- **WRITTEN TASK**
Retype the material below line for line, without any change. Omit the picture.

- **RECORDS FOR THE TASK**
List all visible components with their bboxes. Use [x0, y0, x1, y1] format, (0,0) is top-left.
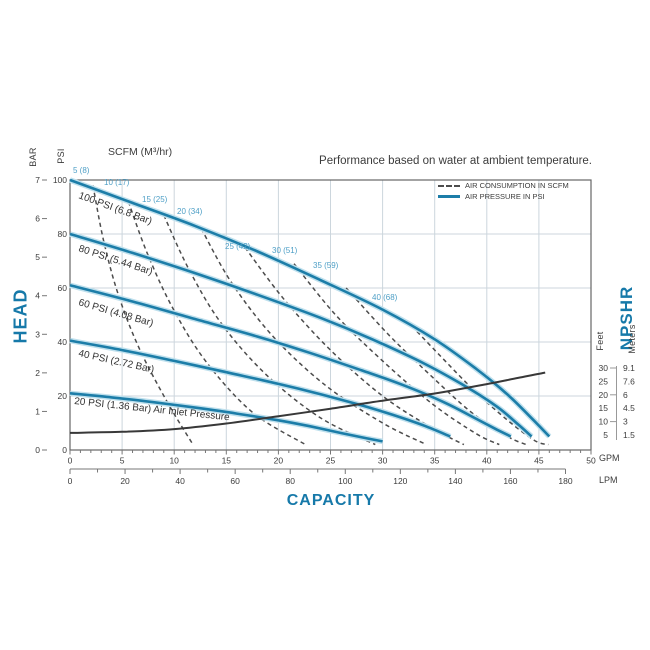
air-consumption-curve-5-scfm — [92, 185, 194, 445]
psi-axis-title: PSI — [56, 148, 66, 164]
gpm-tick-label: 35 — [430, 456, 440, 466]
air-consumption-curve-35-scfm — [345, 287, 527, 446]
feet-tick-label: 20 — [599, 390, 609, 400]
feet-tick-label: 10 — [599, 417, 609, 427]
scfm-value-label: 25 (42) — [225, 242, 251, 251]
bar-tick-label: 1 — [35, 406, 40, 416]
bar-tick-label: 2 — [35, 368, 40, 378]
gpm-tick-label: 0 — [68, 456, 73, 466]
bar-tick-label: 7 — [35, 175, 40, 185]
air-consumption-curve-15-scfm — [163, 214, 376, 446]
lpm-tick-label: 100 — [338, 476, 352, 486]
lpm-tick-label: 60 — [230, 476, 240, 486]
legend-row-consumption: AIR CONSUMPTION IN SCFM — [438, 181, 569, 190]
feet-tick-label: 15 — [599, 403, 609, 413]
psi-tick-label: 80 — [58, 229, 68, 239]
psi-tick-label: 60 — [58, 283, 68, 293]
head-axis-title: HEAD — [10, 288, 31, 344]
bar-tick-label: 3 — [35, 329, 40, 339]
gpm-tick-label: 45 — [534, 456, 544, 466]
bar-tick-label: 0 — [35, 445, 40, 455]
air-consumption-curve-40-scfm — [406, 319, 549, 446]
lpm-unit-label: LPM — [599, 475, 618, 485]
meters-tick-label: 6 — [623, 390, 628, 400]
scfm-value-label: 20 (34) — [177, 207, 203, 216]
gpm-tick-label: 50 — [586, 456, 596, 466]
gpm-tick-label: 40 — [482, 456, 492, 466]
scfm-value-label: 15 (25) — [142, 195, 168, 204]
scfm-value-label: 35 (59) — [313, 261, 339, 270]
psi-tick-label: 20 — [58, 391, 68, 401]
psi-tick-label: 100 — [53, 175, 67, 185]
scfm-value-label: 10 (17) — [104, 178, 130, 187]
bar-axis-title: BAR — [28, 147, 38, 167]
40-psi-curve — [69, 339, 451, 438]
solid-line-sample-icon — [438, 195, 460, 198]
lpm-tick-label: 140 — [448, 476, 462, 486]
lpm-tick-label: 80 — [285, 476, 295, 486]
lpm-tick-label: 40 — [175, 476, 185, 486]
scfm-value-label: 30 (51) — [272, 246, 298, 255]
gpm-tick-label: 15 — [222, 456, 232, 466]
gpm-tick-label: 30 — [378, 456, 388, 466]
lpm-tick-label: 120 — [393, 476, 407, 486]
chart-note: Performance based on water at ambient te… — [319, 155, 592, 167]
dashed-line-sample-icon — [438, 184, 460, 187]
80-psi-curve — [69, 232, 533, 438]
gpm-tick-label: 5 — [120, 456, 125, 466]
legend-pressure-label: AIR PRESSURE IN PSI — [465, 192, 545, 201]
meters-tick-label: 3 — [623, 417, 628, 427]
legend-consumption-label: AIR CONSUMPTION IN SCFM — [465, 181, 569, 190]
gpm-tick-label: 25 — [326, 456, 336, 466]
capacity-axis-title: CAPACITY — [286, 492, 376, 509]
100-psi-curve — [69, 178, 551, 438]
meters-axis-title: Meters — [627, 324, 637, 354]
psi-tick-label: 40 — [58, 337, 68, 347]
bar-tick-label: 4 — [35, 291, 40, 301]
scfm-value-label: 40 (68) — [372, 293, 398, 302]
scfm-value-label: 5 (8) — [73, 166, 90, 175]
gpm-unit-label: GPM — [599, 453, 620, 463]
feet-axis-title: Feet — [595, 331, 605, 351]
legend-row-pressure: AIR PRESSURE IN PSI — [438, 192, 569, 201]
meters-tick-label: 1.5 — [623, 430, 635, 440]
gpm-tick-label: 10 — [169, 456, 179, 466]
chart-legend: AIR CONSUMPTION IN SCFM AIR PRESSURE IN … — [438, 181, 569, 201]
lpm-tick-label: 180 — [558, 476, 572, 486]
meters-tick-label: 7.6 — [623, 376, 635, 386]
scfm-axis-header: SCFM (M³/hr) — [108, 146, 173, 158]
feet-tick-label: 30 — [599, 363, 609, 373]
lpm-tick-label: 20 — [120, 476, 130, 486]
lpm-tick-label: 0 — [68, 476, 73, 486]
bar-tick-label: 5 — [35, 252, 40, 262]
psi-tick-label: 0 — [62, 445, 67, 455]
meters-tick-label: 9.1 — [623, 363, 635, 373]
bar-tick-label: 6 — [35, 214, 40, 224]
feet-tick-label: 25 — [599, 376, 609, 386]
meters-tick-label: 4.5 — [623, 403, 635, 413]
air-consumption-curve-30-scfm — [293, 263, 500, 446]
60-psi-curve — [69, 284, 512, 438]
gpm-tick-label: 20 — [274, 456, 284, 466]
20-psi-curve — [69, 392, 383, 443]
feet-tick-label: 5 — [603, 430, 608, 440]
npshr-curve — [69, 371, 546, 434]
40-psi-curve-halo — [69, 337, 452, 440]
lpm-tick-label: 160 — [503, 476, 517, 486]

- **COMPLETE OUTPUT**
List all visible components with their bboxes. Use [x0, y0, x1, y1] format, (0,0) is top-left.
air-consumption-curve-5-scfm — [92, 185, 194, 445]
psi-axis-title: PSI — [56, 148, 66, 164]
gpm-tick-label: 35 — [430, 456, 440, 466]
air-consumption-curve-35-scfm — [345, 287, 527, 446]
feet-tick-label: 20 — [599, 390, 609, 400]
feet-tick-label: 10 — [599, 417, 609, 427]
scfm-value-label: 25 (42) — [225, 242, 251, 251]
bar-tick-label: 1 — [35, 406, 40, 416]
bar-tick-label: 2 — [35, 368, 40, 378]
gpm-tick-label: 0 — [68, 456, 73, 466]
bar-tick-label: 7 — [35, 175, 40, 185]
air-consumption-curve-15-scfm — [163, 214, 376, 446]
lpm-tick-label: 100 — [338, 476, 352, 486]
lpm-tick-label: 60 — [230, 476, 240, 486]
legend-row-consumption: AIR CONSUMPTION IN SCFM — [438, 181, 569, 190]
feet-tick-label: 15 — [599, 403, 609, 413]
psi-tick-label: 80 — [58, 229, 68, 239]
psi-tick-label: 60 — [58, 283, 68, 293]
head-axis-title: HEAD — [10, 288, 31, 344]
bar-tick-label: 3 — [35, 329, 40, 339]
gpm-tick-label: 45 — [534, 456, 544, 466]
bar-tick-label: 0 — [35, 445, 40, 455]
air-consumption-curve-40-scfm — [406, 319, 549, 446]
lpm-unit-label: LPM — [599, 475, 618, 485]
meters-tick-label: 6 — [623, 390, 628, 400]
scfm-value-label: 20 (34) — [177, 207, 203, 216]
gpm-tick-label: 50 — [586, 456, 596, 466]
gpm-tick-label: 40 — [482, 456, 492, 466]
scfm-value-label: 15 (25) — [142, 195, 168, 204]
scfm-value-label: 35 (59) — [313, 261, 339, 270]
psi-tick-label: 20 — [58, 391, 68, 401]
psi-tick-label: 100 — [53, 175, 67, 185]
scfm-value-label: 10 (17) — [104, 178, 130, 187]
bar-axis-title: BAR — [28, 147, 38, 167]
40-psi-curve — [69, 339, 451, 438]
solid-line-sample-icon — [438, 195, 460, 198]
lpm-tick-label: 140 — [448, 476, 462, 486]
lpm-tick-label: 80 — [285, 476, 295, 486]
lpm-tick-label: 40 — [175, 476, 185, 486]
scfm-value-label: 30 (51) — [272, 246, 298, 255]
gpm-tick-label: 15 — [222, 456, 232, 466]
gpm-tick-label: 30 — [378, 456, 388, 466]
lpm-tick-label: 120 — [393, 476, 407, 486]
chart-note: Performance based on water at ambient te… — [319, 155, 592, 167]
dashed-line-sample-icon — [438, 184, 460, 187]
80-psi-curve — [69, 232, 533, 438]
gpm-tick-label: 5 — [120, 456, 125, 466]
legend-pressure-label: AIR PRESSURE IN PSI — [465, 192, 545, 201]
meters-tick-label: 3 — [623, 417, 628, 427]
legend-consumption-label: AIR CONSUMPTION IN SCFM — [465, 181, 569, 190]
gpm-tick-label: 25 — [326, 456, 336, 466]
capacity-axis-title: CAPACITY — [286, 492, 376, 509]
100-psi-curve — [69, 178, 551, 438]
meters-axis-title: Meters — [627, 324, 637, 354]
psi-tick-label: 40 — [58, 337, 68, 347]
bar-tick-label: 4 — [35, 291, 40, 301]
scfm-value-label: 40 (68) — [372, 293, 398, 302]
scfm-value-label: 5 (8) — [73, 166, 90, 175]
gpm-unit-label: GPM — [599, 453, 620, 463]
feet-axis-title: Feet — [595, 331, 605, 351]
legend-row-pressure: AIR PRESSURE IN PSI — [438, 192, 569, 201]
meters-tick-label: 1.5 — [623, 430, 635, 440]
gpm-tick-label: 10 — [169, 456, 179, 466]
chart-legend: AIR CONSUMPTION IN SCFM AIR PRESSURE IN … — [438, 181, 569, 201]
lpm-tick-label: 180 — [558, 476, 572, 486]
meters-tick-label: 7.6 — [623, 376, 635, 386]
scfm-axis-header: SCFM (M³/hr) — [108, 146, 173, 158]
feet-tick-label: 30 — [599, 363, 609, 373]
lpm-tick-label: 20 — [120, 476, 130, 486]
lpm-tick-label: 0 — [68, 476, 73, 486]
bar-tick-label: 5 — [35, 252, 40, 262]
psi-tick-label: 0 — [62, 445, 67, 455]
meters-tick-label: 9.1 — [623, 363, 635, 373]
bar-tick-label: 6 — [35, 214, 40, 224]
feet-tick-label: 25 — [599, 376, 609, 386]
meters-tick-label: 4.5 — [623, 403, 635, 413]
air-consumption-curve-30-scfm — [293, 263, 500, 446]
60-psi-curve — [69, 284, 512, 438]
gpm-tick-label: 20 — [274, 456, 284, 466]
20-psi-curve — [69, 392, 383, 443]
feet-tick-label: 5 — [603, 430, 608, 440]
npshr-curve — [69, 371, 546, 434]
40-psi-curve-halo — [69, 337, 452, 440]
lpm-tick-label: 160 — [503, 476, 517, 486]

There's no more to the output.